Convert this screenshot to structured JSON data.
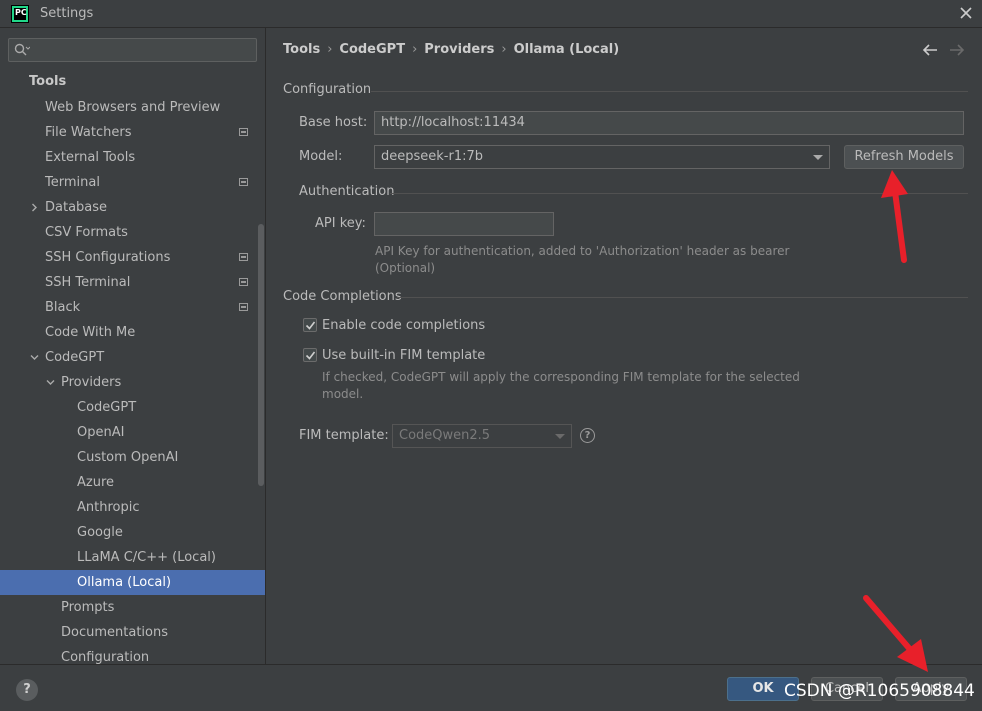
{
  "window": {
    "title": "Settings",
    "logo_text": "PC"
  },
  "sidebar": {
    "search": {
      "placeholder": "",
      "value": ""
    },
    "header": "Tools",
    "items": [
      {
        "label": "Web Browsers and Preview",
        "indent": 1,
        "has_settings_icon": false
      },
      {
        "label": "File Watchers",
        "indent": 1,
        "has_settings_icon": true
      },
      {
        "label": "External Tools",
        "indent": 1,
        "has_settings_icon": false
      },
      {
        "label": "Terminal",
        "indent": 1,
        "has_settings_icon": true
      },
      {
        "label": "Database",
        "indent": 1,
        "expandable": "collapsed"
      },
      {
        "label": "CSV Formats",
        "indent": 1
      },
      {
        "label": "SSH Configurations",
        "indent": 1,
        "has_settings_icon": true
      },
      {
        "label": "SSH Terminal",
        "indent": 1,
        "has_settings_icon": true
      },
      {
        "label": "Black",
        "indent": 1,
        "has_settings_icon": true
      },
      {
        "label": "Code With Me",
        "indent": 1
      },
      {
        "label": "CodeGPT",
        "indent": 1,
        "expandable": "expanded"
      },
      {
        "label": "Providers",
        "indent": 2,
        "expandable": "expanded"
      },
      {
        "label": "CodeGPT",
        "indent": 3
      },
      {
        "label": "OpenAI",
        "indent": 3
      },
      {
        "label": "Custom OpenAI",
        "indent": 3
      },
      {
        "label": "Azure",
        "indent": 3
      },
      {
        "label": "Anthropic",
        "indent": 3
      },
      {
        "label": "Google",
        "indent": 3
      },
      {
        "label": "LLaMA C/C++ (Local)",
        "indent": 3
      },
      {
        "label": "Ollama (Local)",
        "indent": 3,
        "selected": true
      },
      {
        "label": "Prompts",
        "indent": 2
      },
      {
        "label": "Documentations",
        "indent": 2
      },
      {
        "label": "Configuration",
        "indent": 2
      }
    ]
  },
  "breadcrumb": [
    "Tools",
    "CodeGPT",
    "Providers",
    "Ollama (Local)"
  ],
  "configuration": {
    "section_label": "Configuration",
    "base_host_label": "Base host:",
    "base_host_value": "http://localhost:11434",
    "model_label": "Model:",
    "model_value": "deepseek-r1:7b",
    "refresh_button": "Refresh Models"
  },
  "authentication": {
    "section_label": "Authentication",
    "api_key_label": "API key:",
    "api_key_value": "",
    "hint": "API Key for authentication, added to 'Authorization' header as bearer (Optional)"
  },
  "code_completions": {
    "section_label": "Code Completions",
    "enable_label": "Enable code completions",
    "enable_checked": true,
    "fim_builtin_label": "Use built-in FIM template",
    "fim_builtin_checked": true,
    "fim_hint": "If checked, CodeGPT will apply the corresponding FIM template for the selected model.",
    "fim_template_label": "FIM template:",
    "fim_template_value": "CodeQwen2.5",
    "help_glyph": "?"
  },
  "footer": {
    "help_glyph": "?",
    "ok": "OK",
    "cancel": "Cancel",
    "apply": "Apply"
  },
  "watermark": "CSDN @R1065908844",
  "colors": {
    "background": "#3c3f41",
    "selection": "#4b6eaf",
    "ok_button": "#365880",
    "annotation_arrow": "#e8202a"
  }
}
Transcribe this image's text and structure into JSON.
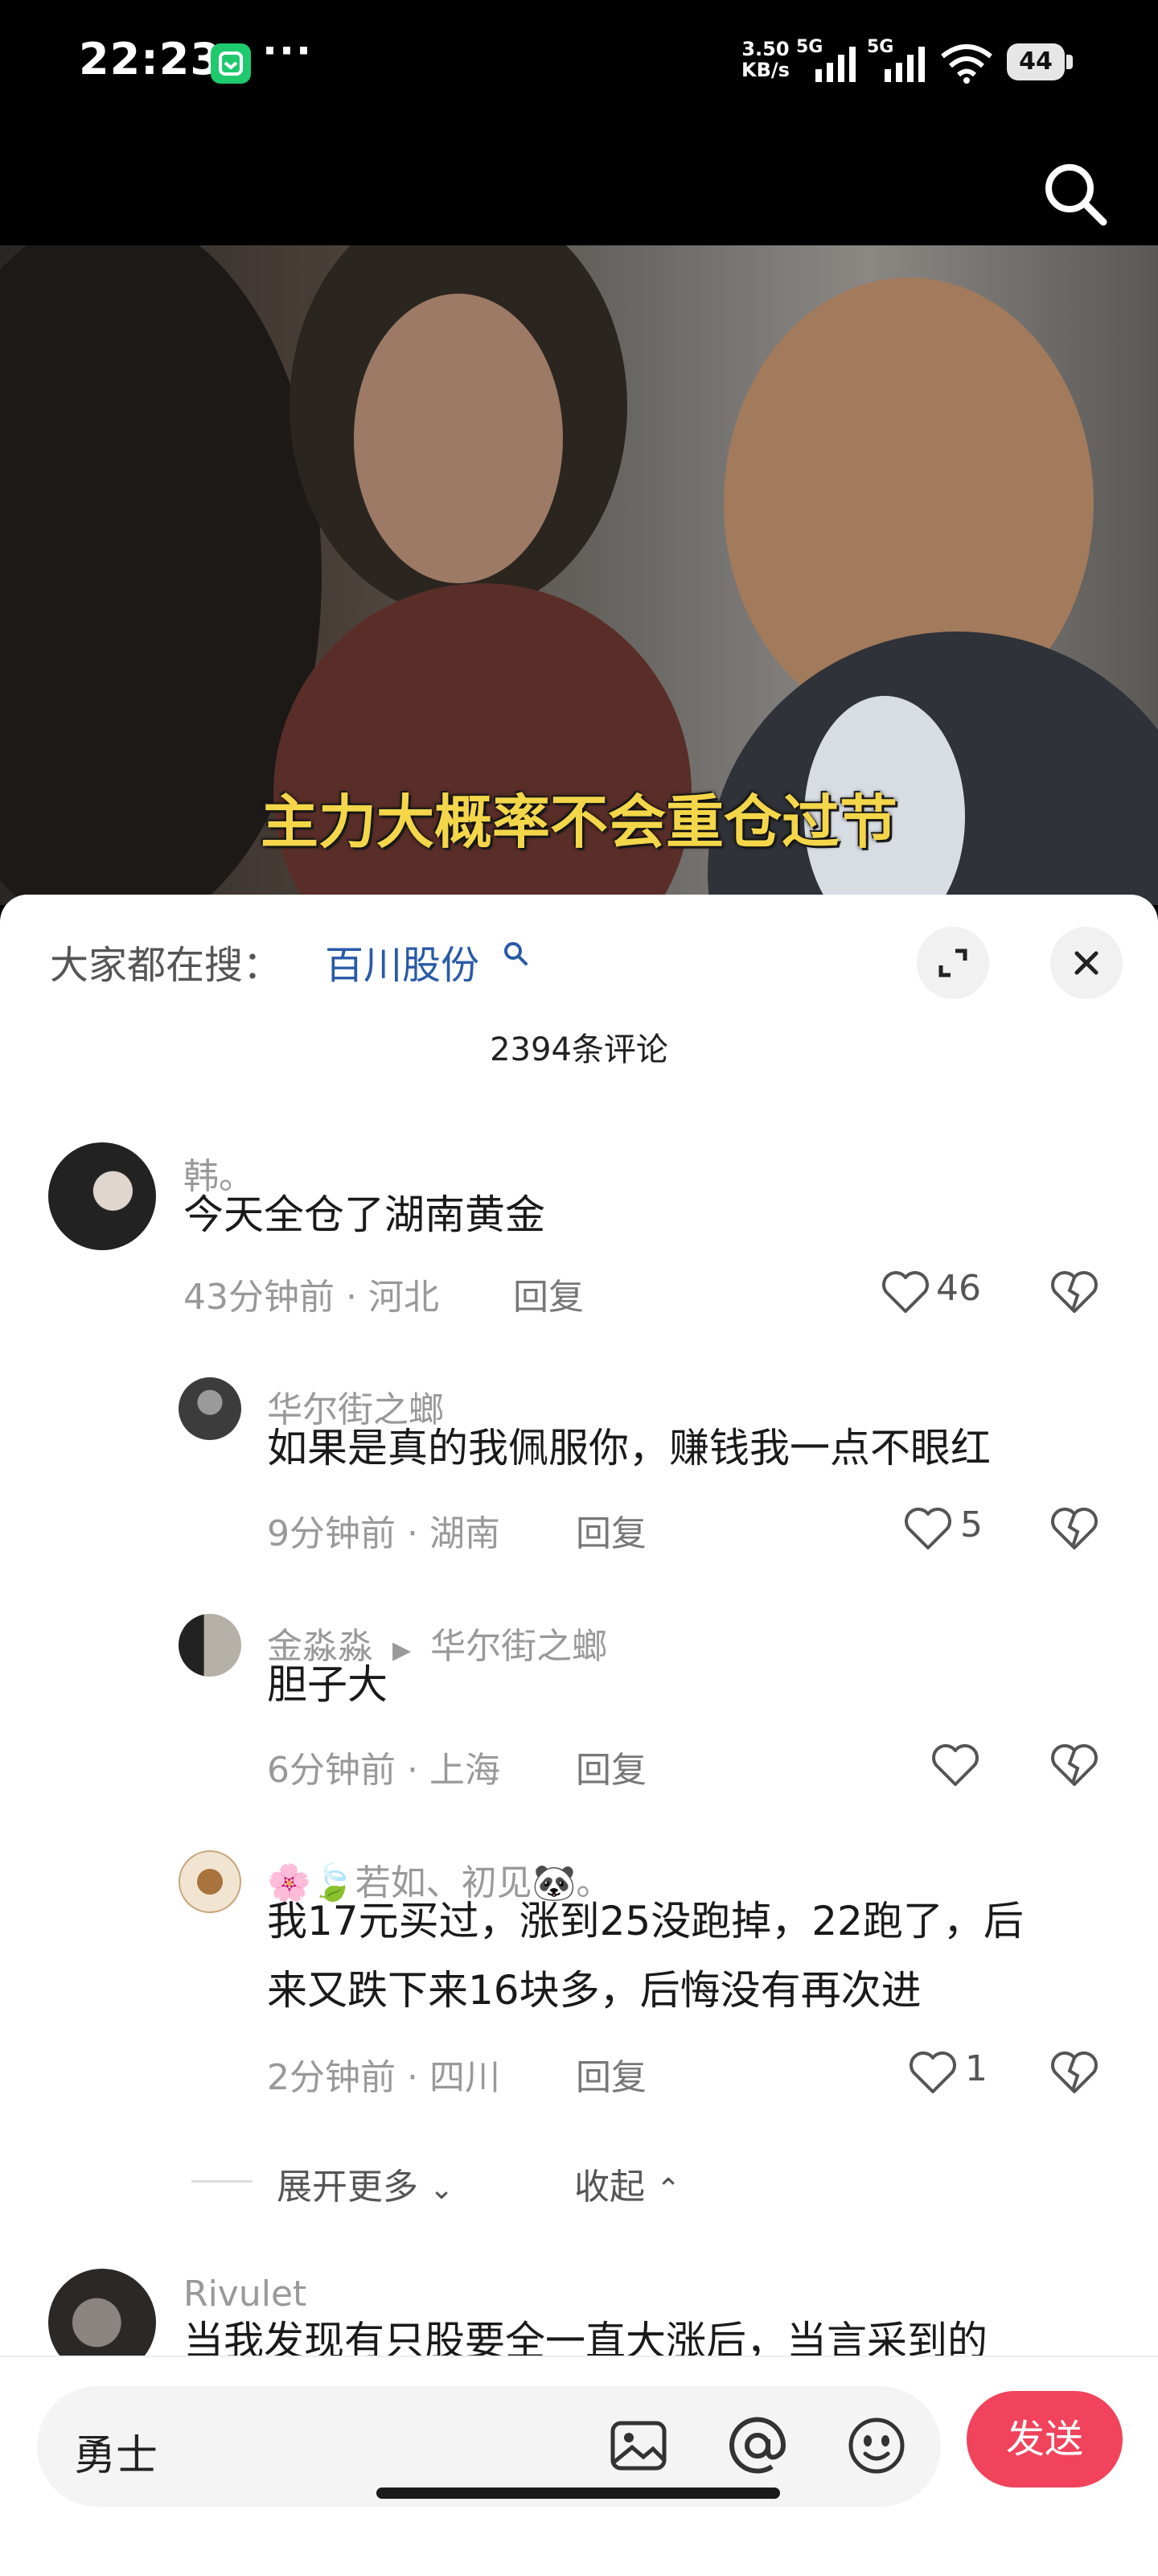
{
  "status_bar": {
    "time": "22:23",
    "more": "···",
    "net_speed_value": "3.50",
    "net_speed_unit": "KB/s",
    "signal1_label": "5G",
    "signal2_label": "5G",
    "battery": "44"
  },
  "video": {
    "subtitle": "主力大概率不会重仓过节"
  },
  "panel": {
    "search_prefix": "大家都在搜：",
    "search_term": "百川股份",
    "comment_count": "2394条评论",
    "comments": [
      {
        "name": "韩。",
        "text": "今天全仓了湖南黄金",
        "meta": "43分钟前 · 河北",
        "reply": "回复",
        "likes": "46"
      },
      {
        "name": "华尔街之螂",
        "text": "如果是真的我佩服你，赚钱我一点不眼红",
        "meta": "9分钟前 · 湖南",
        "reply": "回复",
        "likes": "5"
      },
      {
        "name": "金淼淼",
        "reply_to": "华尔街之螂",
        "text": "胆子大",
        "meta": "6分钟前 · 上海",
        "reply": "回复",
        "likes": ""
      },
      {
        "name": "🌸🍃若如、初见🐼。",
        "text_line1": "我17元买过，涨到25没跑掉，22跑了，后",
        "text_line2": "来又跌下来16块多，后悔没有再次进",
        "meta": "2分钟前 · 四川",
        "reply": "回复",
        "likes": "1"
      },
      {
        "name": "Rivulet",
        "text": "当我发现有只股要全一直大涨后，当言采到的"
      }
    ],
    "expand_more": "展开更多",
    "collapse": "收起"
  },
  "input_bar": {
    "placeholder": "勇士",
    "send_label": "发送"
  }
}
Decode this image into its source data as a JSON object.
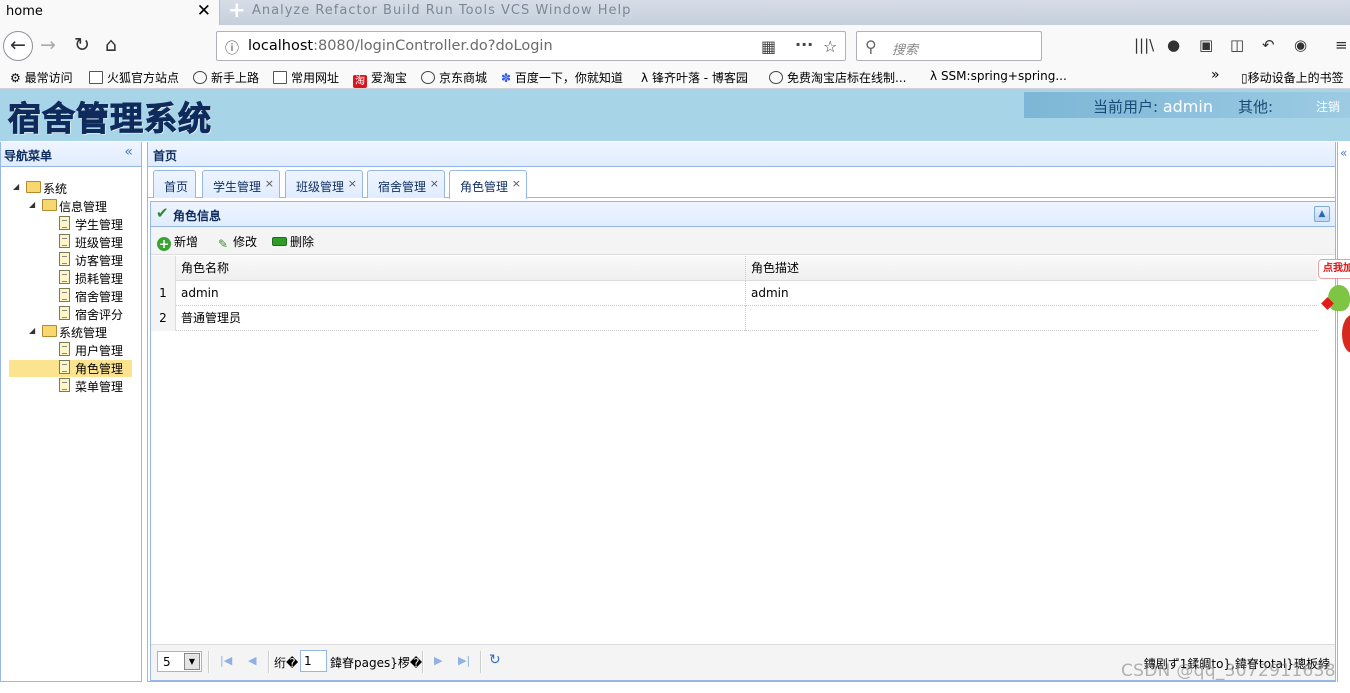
{
  "browser": {
    "tab_title": "home",
    "tab_close": "✕",
    "new_tab": "+",
    "ghost_menu": "Analyze  Refactor  Build  Run  Tools  VCS  Window  Help",
    "url_host": "localhost",
    "url_rest": ":8080/loginController.do?doLogin",
    "search_placeholder": "搜索",
    "bookmarks": [
      "最常访问",
      "火狐官方站点",
      "新手上路",
      "常用网址",
      "爱淘宝",
      "京东商城",
      "百度一下，你就知道",
      "锋齐叶落 - 博客园",
      "免费淘宝店标在线制...",
      "SSM:spring+spring...",
      "移动设备上的书签"
    ],
    "bookmark_taobao_icon": "淘"
  },
  "header": {
    "logo": "宿舍管理系统",
    "current_user_label": "当前用户: ",
    "current_user": "admin",
    "other_label": "其他:",
    "logout": "注销"
  },
  "sidebar": {
    "title": "导航菜单",
    "collapse": "«",
    "root": "系统",
    "groups": [
      {
        "label": "信息管理",
        "items": [
          "学生管理",
          "班级管理",
          "访客管理",
          "损耗管理",
          "宿舍管理",
          "宿舍评分"
        ]
      },
      {
        "label": "系统管理",
        "items": [
          "用户管理",
          "角色管理",
          "菜单管理"
        ]
      }
    ],
    "selected": "角色管理"
  },
  "main": {
    "title": "首页",
    "tabs": [
      {
        "label": "首页",
        "closable": false
      },
      {
        "label": "学生管理",
        "closable": true
      },
      {
        "label": "班级管理",
        "closable": true
      },
      {
        "label": "宿舍管理",
        "closable": true
      },
      {
        "label": "角色管理",
        "closable": true
      }
    ],
    "active_tab": "角色管理",
    "tab_close": "×"
  },
  "role_panel": {
    "title": "角色信息",
    "toolbar": {
      "add": "新增",
      "edit": "修改",
      "delete": "删除"
    },
    "columns": [
      "角色名称",
      "角色描述"
    ],
    "rows": [
      {
        "num": "1",
        "name": "admin",
        "desc": "admin"
      },
      {
        "num": "2",
        "name": "普通管理员",
        "desc": ""
      }
    ]
  },
  "pager": {
    "page_size": "5",
    "before_page": "绗�",
    "page_number": "1",
    "after_page": "鍏眘pages}椤�",
    "info": "鏄剧ず1鍒皗to},鍏眘total}璁板綍"
  },
  "widget": {
    "bubble": "点我加"
  },
  "watermark": "CSDN @qq_3072911638",
  "colors": {
    "header_bg": "#a8d4e8",
    "panel_border": "#95b8e7",
    "selected_row": "#fbe38f",
    "logo": "#0e2b5c"
  }
}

★ ★ ★

## Short exercise
Strip out the images, then output the records above word for word.

## Expected answer
Convert this screenshot to structured JSON data.
{
  "window": {
    "title": "Settings",
    "logo_text": "PC"
  },
  "sidebar": {
    "search": {
      "placeholder": "",
      "value": ""
    },
    "header": "Tools",
    "items": [
      {
        "label": "Web Browsers and Preview",
        "indent": 1,
        "has_settings_icon": false
      },
      {
        "label": "File Watchers",
        "indent": 1,
        "has_settings_icon": true
      },
      {
        "label": "External Tools",
        "indent": 1,
        "has_settings_icon": false
      },
      {
        "label": "Terminal",
        "indent": 1,
        "has_settings_icon": true
      },
      {
        "label": "Database",
        "indent": 1,
        "expandable": "collapsed"
      },
      {
        "label": "CSV Formats",
        "indent": 1
      },
      {
        "label": "SSH Configurations",
        "indent": 1,
        "has_settings_icon": true
      },
      {
        "label": "SSH Terminal",
        "indent": 1,
        "has_settings_icon": true
      },
      {
        "label": "Black",
        "indent": 1,
        "has_settings_icon": true
      },
      {
        "label": "Code With Me",
        "indent": 1
      },
      {
        "label": "CodeGPT",
        "indent": 1,
        "expandable": "expanded"
      },
      {
        "label": "Providers",
        "indent": 2,
        "expandable": "expanded"
      },
      {
        "label": "CodeGPT",
        "indent": 3
      },
      {
        "label": "OpenAI",
        "indent": 3
      },
      {
        "label": "Custom OpenAI",
        "indent": 3
      },
      {
        "label": "Azure",
        "indent": 3
      },
      {
        "label": "Anthropic",
        "indent": 3
      },
      {
        "label": "Google",
        "indent": 3
      },
      {
        "label": "LLaMA C/C++ (Local)",
        "indent": 3
      },
      {
        "label": "Ollama (Local)",
        "indent": 3,
        "selected": true
      },
      {
        "label": "Prompts",
        "indent": 2
      },
      {
        "label": "Documentations",
        "indent": 2
      },
      {
        "label": "Configuration",
        "indent": 2
      }
    ]
  },
  "breadcrumb": [
    "Tools",
    "CodeGPT",
    "Providers",
    "Ollama (Local)"
  ],
  "configuration": {
    "section_label": "Configuration",
    "base_host_label": "Base host:",
    "base_host_value": "http://localhost:11434",
    "model_label": "Model:",
    "model_value": "deepseek-r1:7b",
    "refresh_button": "Refresh Models"
  },
  "authentication": {
    "section_label": "Authentication",
    "api_key_label": "API key:",
    "api_key_value": "",
    "hint": "API Key for authentication, added to 'Authorization' header as bearer (Optional)"
  },
  "code_completions": {
    "section_label": "Code Completions",
    "enable_label": "Enable code completions",
    "enable_checked": true,
    "fim_builtin_label": "Use built-in FIM template",
    "fim_builtin_checked": true,
    "fim_hint": "If checked, CodeGPT will apply the corresponding FIM template for the selected model.",
    "fim_template_label": "FIM template:",
    "fim_template_value": "CodeQwen2.5",
    "help_glyph": "?"
  },
  "footer": {
    "help_glyph": "?",
    "ok": "OK",
    "cancel": "Cancel",
    "apply": "Apply"
  },
  "watermark": "CSDN @R1065908844",
  "colors": {
    "background": "#3c3f41",
    "selection": "#4b6eaf",
    "ok_button": "#365880",
    "annotation_arrow": "#e8202a"
  }
}
Transcribe this image's text and structure into JSON.
{
  "status_bar": {
    "time": "22:23",
    "more": "···",
    "net_speed_value": "3.50",
    "net_speed_unit": "KB/s",
    "signal1_label": "5G",
    "signal2_label": "5G",
    "battery": "44"
  },
  "video": {
    "subtitle": "主力大概率不会重仓过节"
  },
  "panel": {
    "search_prefix": "大家都在搜：",
    "search_term": "百川股份",
    "comment_count": "2394条评论",
    "comments": [
      {
        "name": "韩。",
        "text": "今天全仓了湖南黄金",
        "meta": "43分钟前 · 河北",
        "reply": "回复",
        "likes": "46"
      },
      {
        "name": "华尔街之螂",
        "text": "如果是真的我佩服你，赚钱我一点不眼红",
        "meta": "9分钟前 · 湖南",
        "reply": "回复",
        "likes": "5"
      },
      {
        "name": "金淼淼",
        "reply_to": "华尔街之螂",
        "text": "胆子大",
        "meta": "6分钟前 · 上海",
        "reply": "回复",
        "likes": ""
      },
      {
        "name": "🌸🍃若如、初见🐼。",
        "text_line1": "我17元买过，涨到25没跑掉，22跑了，后",
        "text_line2": "来又跌下来16块多，后悔没有再次进",
        "meta": "2分钟前 · 四川",
        "reply": "回复",
        "likes": "1"
      },
      {
        "name": "Rivulet",
        "text": "当我发现有只股要全一直大涨后，当言采到的"
      }
    ],
    "expand_more": "展开更多",
    "collapse": "收起"
  },
  "input_bar": {
    "placeholder": "勇士",
    "send_label": "发送"
  }
}
Decode this image into its source data as a JSON object.
{
  "browser": {
    "tab_title": "home",
    "tab_close": "✕",
    "new_tab": "+",
    "ghost_menu": "Analyze  Refactor  Build  Run  Tools  VCS  Window  Help",
    "url_host": "localhost",
    "url_rest": ":8080/loginController.do?doLogin",
    "search_placeholder": "搜索",
    "bookmarks": [
      "最常访问",
      "火狐官方站点",
      "新手上路",
      "常用网址",
      "爱淘宝",
      "京东商城",
      "百度一下，你就知道",
      "锋齐叶落 - 博客园",
      "免费淘宝店标在线制...",
      "SSM:spring+spring...",
      "移动设备上的书签"
    ],
    "bookmark_taobao_icon": "淘"
  },
  "header": {
    "logo": "宿舍管理系统",
    "current_user_label": "当前用户: ",
    "current_user": "admin",
    "other_label": "其他:",
    "logout": "注销"
  },
  "sidebar": {
    "title": "导航菜单",
    "collapse": "«",
    "root": "系统",
    "groups": [
      {
        "label": "信息管理",
        "items": [
          "学生管理",
          "班级管理",
          "访客管理",
          "损耗管理",
          "宿舍管理",
          "宿舍评分"
        ]
      },
      {
        "label": "系统管理",
        "items": [
          "用户管理",
          "角色管理",
          "菜单管理"
        ]
      }
    ],
    "selected": "角色管理"
  },
  "main": {
    "title": "首页",
    "tabs": [
      {
        "label": "首页",
        "closable": false
      },
      {
        "label": "学生管理",
        "closable": true
      },
      {
        "label": "班级管理",
        "closable": true
      },
      {
        "label": "宿舍管理",
        "closable": true
      },
      {
        "label": "角色管理",
        "closable": true
      }
    ],
    "active_tab": "角色管理",
    "tab_close": "×"
  },
  "role_panel": {
    "title": "角色信息",
    "toolbar": {
      "add": "新增",
      "edit": "修改",
      "delete": "删除"
    },
    "columns": [
      "角色名称",
      "角色描述"
    ],
    "rows": [
      {
        "num": "1",
        "name": "admin",
        "desc": "admin"
      },
      {
        "num": "2",
        "name": "普通管理员",
        "desc": ""
      }
    ]
  },
  "pager": {
    "page_size": "5",
    "before_page": "绗�",
    "page_number": "1",
    "after_page": "鍏眘pages}椤�",
    "info": "鏄剧ず1鍒皗to},鍏眘total}璁板綍"
  },
  "widget": {
    "bubble": "点我加"
  },
  "watermark": "CSDN @qq_3072911638",
  "colors": {
    "header_bg": "#a8d4e8",
    "panel_border": "#95b8e7",
    "selected_row": "#fbe38f",
    "logo": "#0e2b5c"
  }
}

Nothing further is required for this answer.